■ **Short problem**
Tell how many lines have the string "Science" in them, and write nothing besides the number.
★ ★ ★ ★ ★
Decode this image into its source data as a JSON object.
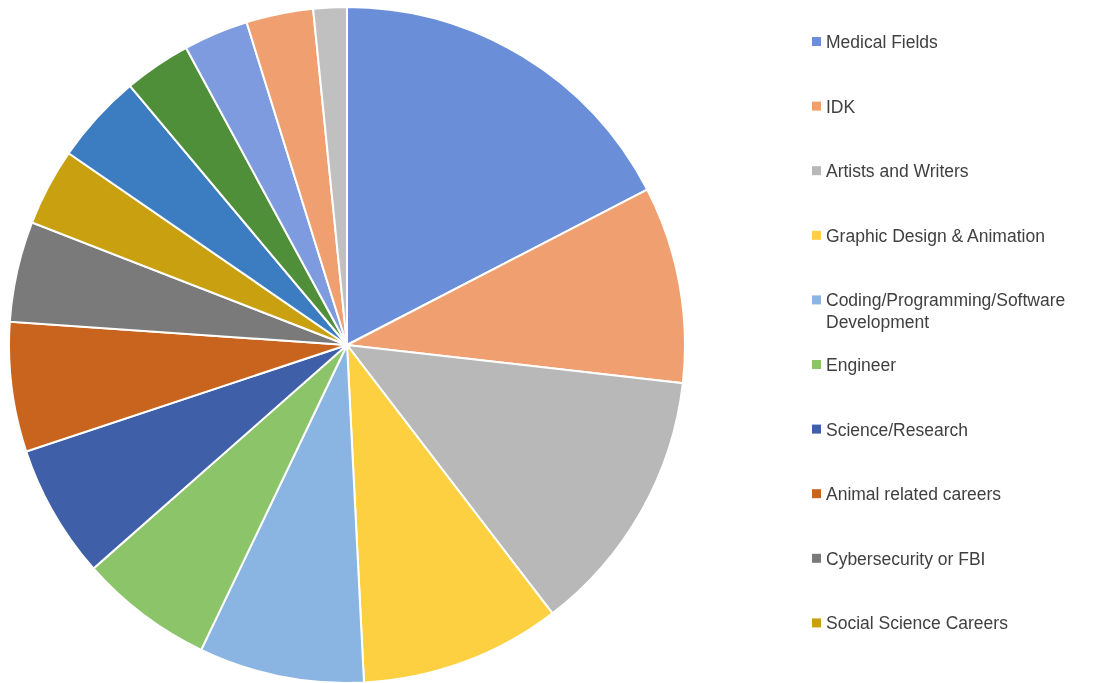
{
  "chart_data": {
    "type": "pie",
    "categories": [
      "Medical Fields",
      "IDK",
      "Artists and Writers",
      "Graphic Design & Animation",
      "Coding/Programming/Software Development",
      "Engineer",
      "Science/Research",
      "Animal related careers",
      "Cybersecurity or FBI",
      "Social Science Careers",
      null,
      null,
      null,
      null,
      null
    ],
    "values": [
      17.4,
      9.4,
      12.8,
      9.6,
      7.9,
      6.4,
      6.4,
      6.2,
      4.8,
      3.7,
      4.3,
      3.2,
      3.1,
      3.2,
      1.6
    ],
    "colors": [
      "#6a8fd8",
      "#f0a070",
      "#b8b8b8",
      "#fcd040",
      "#8ab4e2",
      "#8cc46a",
      "#3f5fa8",
      "#c8641e",
      "#7a7a7a",
      "#c9a010",
      "#3c7cc0",
      "#4f8f3a",
      "#7e9be0",
      "#f0a070",
      "#c0c0c0"
    ],
    "legend": "right"
  }
}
★ ★ ★ ★ ★
■ **Output of the task**
2